Selected passage:
◇ ◇ ◇ ◇ ◇
1

When I've used XGBoost for regression in the past, I've gotten differentiated predictions, but using an XGBClassifier on this dataset is resulting in all cases being predicted to have the same value. The true values of the test data are that 221 cases are a 0, and 49 cases are a 1. XGBoost seems to be latching onto that imbalance and predicting all 0's. I'm trying to figure out what I might need to adjust in the model's parameters to fix that.

Here is the code I'm running:

import pyreadstat
from xgboost import XGBClassifier
from sklearn.model_selection import train_test_split
from sklearn.metrics import accuracy_score

# Get data
dfloc = r"C:\Users\me\Desktop\Python practice\GBM_data.sav"
df, meta = pyreadstat.read_sav(dfloc, metadataonly=False)

# Filter data
df = df.dropna(subset=["Q31ar1"])
df = df.query("hgroup2==3")
IVs = ["Q35r1", "Q35r2", "Q35r3", "Q35r4", "Q35r5", "Q35r6", "Q35r7", "Q35r8", "Q35r9", "Q35r10", "Q35r11", "Q35r13", "Q35r14", "Q35r15", "Q35r16"]

# Separate samples
train, test = train_test_split(df, test_size=0.3, random_state=410)

train_features = train[IVs]
train_labels = train["Q31ar1"]
train_weight = train["WeightStack"]

test_features = test[IVs]
test_labels = test["Q31ar1"]
test_weight = test["WeightStack"]

# Set up model & params
model = XGBClassifier(objective = 'binary:logistic',
                     n_estimators = 1000,
                     learning_rate = .005,
                     subsample = .5,
                     max_depth = 4,
                     min_child_weight = 10,
                     tree_method = 'hist',
                     colsample_bytree = .5,
                     random_state = 410)

# Model
model.fit(train_features, train_labels, sample_weight = train_weight)
test_pred = model.predict(test_features)

Looking through some related questions, it seems like some people have had trouble with their models not going through enough boosting iterations. I'm running through 1000, which has been sufficient for regression in the past. Others were not setting the parameters correctly, but when I run model.get_params(), mine do appear to have been set; here's the output:

{'base_score': 0.5,
 'booster': 'gbtree',
 'colsample_bylevel': 1,
 'colsample_bynode': 1,
 'colsample_bytree': 0.5,
 'gamma': 0,
 'learning_rate': 0.005,
 'max_delta_step': 0,
 'max_depth': 4,
 'min_child_weight': 10,
 'missing': None,
 'n_estimators': 1000,
 'n_jobs': 1,
 'nthread': None,
 'objective': 'binary:logistic',
 'random_state': 410,
 'reg_alpha': 0,
 'reg_lambda': 1,
 'scale_pos_weight': 1,
 'seed': None,
 'silent': None,
 'subsample': 0.5,
 'verbosity': 1,
 'tree_method': 'hist'}

Others have had issues with scaling. My predictors are all scaled the same way as is -- they're ordinal ratings scales, with values 1, 2, 3, 4, and 5. Still others have had trouble with NaNs, but I'm filtering my data to remove NaNs.
◇ ◇ ◇ ◇ ◇
[Extracted items]

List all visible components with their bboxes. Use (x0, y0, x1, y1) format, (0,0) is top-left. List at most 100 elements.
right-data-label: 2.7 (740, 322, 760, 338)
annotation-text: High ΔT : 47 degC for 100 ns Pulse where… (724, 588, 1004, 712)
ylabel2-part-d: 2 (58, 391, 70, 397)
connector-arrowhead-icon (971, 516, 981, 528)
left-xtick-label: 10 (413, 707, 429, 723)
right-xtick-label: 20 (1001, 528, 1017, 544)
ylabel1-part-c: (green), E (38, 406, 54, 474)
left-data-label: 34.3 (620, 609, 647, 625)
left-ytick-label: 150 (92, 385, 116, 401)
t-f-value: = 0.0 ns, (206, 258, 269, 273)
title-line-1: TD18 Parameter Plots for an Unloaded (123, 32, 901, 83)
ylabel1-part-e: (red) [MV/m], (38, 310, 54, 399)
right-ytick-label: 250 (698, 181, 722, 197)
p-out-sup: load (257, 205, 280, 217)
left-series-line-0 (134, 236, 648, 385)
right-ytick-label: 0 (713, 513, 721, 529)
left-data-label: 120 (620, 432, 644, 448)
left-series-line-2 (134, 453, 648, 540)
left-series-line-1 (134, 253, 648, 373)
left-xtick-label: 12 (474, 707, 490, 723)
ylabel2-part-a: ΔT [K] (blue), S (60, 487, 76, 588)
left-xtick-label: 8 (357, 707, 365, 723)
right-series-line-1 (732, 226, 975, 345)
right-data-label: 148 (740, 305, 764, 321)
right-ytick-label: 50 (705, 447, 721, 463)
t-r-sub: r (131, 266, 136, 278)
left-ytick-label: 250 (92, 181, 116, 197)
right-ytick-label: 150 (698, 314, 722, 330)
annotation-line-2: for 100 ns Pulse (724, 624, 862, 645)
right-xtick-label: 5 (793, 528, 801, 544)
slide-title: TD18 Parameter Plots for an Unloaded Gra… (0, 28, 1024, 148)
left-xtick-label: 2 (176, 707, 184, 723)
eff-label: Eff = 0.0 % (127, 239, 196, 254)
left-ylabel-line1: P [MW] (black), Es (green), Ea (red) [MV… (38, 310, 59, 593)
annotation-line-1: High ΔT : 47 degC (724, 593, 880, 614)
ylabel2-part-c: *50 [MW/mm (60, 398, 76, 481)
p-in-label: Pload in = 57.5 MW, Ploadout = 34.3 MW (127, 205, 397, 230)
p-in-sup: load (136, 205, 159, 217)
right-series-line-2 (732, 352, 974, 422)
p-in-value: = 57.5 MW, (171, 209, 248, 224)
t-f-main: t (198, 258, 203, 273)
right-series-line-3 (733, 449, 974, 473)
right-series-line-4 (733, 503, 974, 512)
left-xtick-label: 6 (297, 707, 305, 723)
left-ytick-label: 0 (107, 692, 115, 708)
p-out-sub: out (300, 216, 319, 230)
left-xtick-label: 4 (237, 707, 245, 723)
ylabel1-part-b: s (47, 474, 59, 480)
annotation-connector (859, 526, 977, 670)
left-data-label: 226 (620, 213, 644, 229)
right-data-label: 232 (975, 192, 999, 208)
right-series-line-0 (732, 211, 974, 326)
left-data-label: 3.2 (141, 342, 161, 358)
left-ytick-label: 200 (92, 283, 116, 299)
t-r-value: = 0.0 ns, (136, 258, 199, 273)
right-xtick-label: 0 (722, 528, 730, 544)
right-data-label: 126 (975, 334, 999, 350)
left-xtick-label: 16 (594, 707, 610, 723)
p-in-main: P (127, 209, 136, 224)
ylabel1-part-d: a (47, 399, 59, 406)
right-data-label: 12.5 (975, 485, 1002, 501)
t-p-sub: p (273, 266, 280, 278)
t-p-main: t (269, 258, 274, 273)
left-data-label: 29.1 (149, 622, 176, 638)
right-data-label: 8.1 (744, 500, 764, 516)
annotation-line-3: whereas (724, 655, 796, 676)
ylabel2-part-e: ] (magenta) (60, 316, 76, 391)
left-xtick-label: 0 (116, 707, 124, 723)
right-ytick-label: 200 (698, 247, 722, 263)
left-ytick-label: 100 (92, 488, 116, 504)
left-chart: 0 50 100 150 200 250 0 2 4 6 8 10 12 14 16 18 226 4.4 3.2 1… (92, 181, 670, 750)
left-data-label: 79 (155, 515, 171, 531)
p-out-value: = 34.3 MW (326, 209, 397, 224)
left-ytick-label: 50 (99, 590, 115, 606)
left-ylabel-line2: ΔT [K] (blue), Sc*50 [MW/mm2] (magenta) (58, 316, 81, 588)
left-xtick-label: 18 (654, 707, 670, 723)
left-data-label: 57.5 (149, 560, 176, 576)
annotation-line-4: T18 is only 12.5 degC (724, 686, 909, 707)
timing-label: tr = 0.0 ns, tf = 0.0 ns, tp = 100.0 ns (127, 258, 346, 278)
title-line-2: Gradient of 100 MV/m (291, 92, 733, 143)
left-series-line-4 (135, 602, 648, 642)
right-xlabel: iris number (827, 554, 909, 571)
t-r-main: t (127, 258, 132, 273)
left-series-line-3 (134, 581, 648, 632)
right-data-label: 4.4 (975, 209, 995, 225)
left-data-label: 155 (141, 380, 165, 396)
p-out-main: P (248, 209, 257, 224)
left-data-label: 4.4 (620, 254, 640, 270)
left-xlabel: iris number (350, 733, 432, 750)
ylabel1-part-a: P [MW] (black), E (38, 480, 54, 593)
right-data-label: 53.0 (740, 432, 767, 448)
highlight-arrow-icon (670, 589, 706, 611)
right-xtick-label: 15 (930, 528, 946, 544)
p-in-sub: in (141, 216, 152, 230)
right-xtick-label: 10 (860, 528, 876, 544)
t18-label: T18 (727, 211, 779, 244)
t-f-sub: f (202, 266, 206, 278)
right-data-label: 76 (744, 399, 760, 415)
◇ ◇ ◇ ◇ ◇
To do:
[A] In the XGBoost post, how many test cases have a true value of 1?
[B] Carry on writing the XGBoost post after its final sentence.
The items are not needed.

Results in order:
[A] 49 cases.

[B]
I'm wondering if I might need a different tree method or to mess around with the base_score parameter?

EDIT: Per Dan's comments, I tried a few things:

  1. I stratified my train/test split, and it didn't materially change -- 219 0's and 51 1's. The training sample has 507 0's and 120 1's, so their distribution is roughly even. I recognize this is a small dataset, but I'm a survey researcher, so this is all I've got.
  2. I tried logistic regression, and I got the same predictions: all 0's. Code:
from sklearn.linear_model import LogisticRegression
clf = LogisticRegression(random_state=0).fit(train_features, train_labels)
test_pred_log = clf.predict(test_features)
accuracy_log = clf.score(test_features, test_labels)
  1. I took a look at predictions on my training data from the XGBoost model, and they're also all 0's, so the ROC curve doesn't reveal much, but it was a good suggestion to look at the training predictions. The logistic model has the same training predictions: all 0.
train_pred = model.predict(train_features)
fpr, tpr, thresholds = roc_curve(train_labels, train_pred, pos_label=1)
  1. I didn't know I could get probability estimates, so thank you for the tip on pred_proba. My probability estimates are differentiated, so that's great! The probabilities for belonging to class 1 are just all lower -- averaging around 20%, which makes sense, since about 20% of the sample is truly in class 1. The problem is that I don't know how to adjust the threshold on the predictions. I suppose I could do it manually using the results from pred_proba, but is there a way to work that into the estimator instead?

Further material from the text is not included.